- [Stored data]
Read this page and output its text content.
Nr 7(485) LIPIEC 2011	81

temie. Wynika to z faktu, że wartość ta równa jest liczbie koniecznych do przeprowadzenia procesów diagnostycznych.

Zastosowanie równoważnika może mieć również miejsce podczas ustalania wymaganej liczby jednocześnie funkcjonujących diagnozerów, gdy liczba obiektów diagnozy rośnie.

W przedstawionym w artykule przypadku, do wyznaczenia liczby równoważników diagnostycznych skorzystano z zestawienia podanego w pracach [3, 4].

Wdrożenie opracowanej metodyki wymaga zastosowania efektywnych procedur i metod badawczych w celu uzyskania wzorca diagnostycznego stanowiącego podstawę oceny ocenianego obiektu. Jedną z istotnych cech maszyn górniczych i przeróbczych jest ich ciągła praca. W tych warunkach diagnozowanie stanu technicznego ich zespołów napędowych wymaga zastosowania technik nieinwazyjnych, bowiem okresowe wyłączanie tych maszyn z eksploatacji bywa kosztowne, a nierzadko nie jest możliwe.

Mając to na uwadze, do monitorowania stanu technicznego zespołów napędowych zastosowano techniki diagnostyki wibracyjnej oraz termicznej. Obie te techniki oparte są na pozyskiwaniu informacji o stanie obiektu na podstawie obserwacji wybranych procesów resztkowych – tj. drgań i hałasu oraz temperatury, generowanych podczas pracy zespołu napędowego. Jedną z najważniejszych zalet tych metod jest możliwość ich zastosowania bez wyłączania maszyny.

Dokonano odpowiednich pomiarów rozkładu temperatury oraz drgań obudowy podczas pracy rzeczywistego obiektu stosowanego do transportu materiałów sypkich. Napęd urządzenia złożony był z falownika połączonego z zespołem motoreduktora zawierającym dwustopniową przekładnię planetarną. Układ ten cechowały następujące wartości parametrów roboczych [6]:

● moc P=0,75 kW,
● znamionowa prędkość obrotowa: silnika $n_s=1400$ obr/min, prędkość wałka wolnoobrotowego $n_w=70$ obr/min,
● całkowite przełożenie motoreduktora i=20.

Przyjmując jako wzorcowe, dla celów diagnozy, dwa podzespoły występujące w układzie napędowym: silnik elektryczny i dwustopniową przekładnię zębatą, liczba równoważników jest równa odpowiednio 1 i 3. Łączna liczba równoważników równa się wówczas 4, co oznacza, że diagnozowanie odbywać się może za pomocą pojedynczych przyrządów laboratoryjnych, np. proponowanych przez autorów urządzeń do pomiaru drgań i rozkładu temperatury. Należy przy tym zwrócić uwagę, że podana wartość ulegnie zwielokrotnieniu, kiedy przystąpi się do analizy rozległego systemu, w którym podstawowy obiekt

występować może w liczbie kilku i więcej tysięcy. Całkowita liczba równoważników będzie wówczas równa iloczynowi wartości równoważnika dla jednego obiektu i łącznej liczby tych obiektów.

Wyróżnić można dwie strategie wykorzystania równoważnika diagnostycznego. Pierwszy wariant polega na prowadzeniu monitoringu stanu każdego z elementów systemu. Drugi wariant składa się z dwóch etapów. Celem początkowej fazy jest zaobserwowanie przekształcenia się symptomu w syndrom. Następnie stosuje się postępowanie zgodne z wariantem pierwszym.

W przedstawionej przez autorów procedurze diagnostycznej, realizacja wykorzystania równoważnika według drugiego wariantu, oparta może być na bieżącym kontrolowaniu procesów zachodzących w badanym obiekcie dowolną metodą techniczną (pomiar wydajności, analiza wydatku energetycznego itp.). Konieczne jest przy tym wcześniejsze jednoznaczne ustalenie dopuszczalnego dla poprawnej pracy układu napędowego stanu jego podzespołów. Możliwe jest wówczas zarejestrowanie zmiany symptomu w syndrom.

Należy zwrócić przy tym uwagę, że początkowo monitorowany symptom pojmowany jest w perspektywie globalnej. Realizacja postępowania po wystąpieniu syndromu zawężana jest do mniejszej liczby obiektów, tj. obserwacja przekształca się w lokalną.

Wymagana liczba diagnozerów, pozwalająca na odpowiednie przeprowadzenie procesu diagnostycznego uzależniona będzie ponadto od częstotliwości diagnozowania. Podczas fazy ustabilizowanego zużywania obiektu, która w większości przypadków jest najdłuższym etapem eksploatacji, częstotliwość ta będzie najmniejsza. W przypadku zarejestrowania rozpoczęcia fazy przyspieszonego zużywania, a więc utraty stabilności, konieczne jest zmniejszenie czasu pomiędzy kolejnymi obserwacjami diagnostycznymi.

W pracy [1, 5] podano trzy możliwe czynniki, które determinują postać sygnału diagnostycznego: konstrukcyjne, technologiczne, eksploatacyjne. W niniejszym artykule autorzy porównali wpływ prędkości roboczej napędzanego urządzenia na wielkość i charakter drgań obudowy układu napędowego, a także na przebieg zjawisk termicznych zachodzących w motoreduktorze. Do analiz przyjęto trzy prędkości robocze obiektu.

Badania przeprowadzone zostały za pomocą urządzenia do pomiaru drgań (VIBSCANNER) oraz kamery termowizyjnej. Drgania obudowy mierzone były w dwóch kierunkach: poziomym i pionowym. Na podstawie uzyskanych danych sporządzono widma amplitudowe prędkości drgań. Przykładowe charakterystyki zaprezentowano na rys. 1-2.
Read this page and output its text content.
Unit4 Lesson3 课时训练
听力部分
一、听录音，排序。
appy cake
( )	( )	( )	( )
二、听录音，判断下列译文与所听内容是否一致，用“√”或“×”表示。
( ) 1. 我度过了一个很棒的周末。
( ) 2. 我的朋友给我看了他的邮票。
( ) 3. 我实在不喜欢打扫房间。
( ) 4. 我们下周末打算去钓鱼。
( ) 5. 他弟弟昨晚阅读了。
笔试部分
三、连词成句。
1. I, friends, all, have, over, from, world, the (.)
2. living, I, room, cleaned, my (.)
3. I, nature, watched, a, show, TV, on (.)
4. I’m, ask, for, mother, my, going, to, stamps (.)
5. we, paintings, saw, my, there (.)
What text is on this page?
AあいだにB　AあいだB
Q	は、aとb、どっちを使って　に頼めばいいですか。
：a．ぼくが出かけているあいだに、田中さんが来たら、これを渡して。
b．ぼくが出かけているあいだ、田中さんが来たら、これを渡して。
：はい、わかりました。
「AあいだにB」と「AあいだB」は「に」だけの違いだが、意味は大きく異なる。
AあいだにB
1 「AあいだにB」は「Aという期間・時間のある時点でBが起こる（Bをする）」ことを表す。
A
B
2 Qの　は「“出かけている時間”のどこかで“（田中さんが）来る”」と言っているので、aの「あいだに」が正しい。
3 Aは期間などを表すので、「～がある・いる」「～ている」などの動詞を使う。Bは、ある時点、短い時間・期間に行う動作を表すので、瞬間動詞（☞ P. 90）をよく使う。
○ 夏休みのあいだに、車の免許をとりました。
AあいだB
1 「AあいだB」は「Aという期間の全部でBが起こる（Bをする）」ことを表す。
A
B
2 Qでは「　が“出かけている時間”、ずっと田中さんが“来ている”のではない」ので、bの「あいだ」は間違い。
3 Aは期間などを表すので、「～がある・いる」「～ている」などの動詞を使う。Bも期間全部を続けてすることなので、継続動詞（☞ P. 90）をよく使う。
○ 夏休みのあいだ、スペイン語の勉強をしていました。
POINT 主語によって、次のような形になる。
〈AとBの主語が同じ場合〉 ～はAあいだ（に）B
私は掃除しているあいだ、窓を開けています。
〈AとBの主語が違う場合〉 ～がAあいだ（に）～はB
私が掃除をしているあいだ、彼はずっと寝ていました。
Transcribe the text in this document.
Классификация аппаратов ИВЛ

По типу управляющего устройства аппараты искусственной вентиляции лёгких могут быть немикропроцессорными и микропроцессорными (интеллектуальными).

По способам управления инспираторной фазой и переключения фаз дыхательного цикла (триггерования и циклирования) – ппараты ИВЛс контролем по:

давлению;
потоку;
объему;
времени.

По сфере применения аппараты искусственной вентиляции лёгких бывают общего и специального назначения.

- [Written problem]
Exactly and exclusively, repeat the lines from the line that contains "Transcribe the text in this document." through the end of the records, both ends included.

- [Task answer]
Transcribe the text in this document.
Классификация аппаратов ИВЛ

По типу управляющего устройства аппараты искусственной вентиляции лёгких могут быть немикропроцессорными и микропроцессорными (интеллектуальными).

По способам управления инспираторной фазой и переключения фаз дыхательного цикла (триггерования и циклирования) – ппараты ИВЛс контролем по:

давлению;
потоку;
объему;
времени.

По сфере применения аппараты искусственной вентиляции лёгких бывают общего и специального назначения.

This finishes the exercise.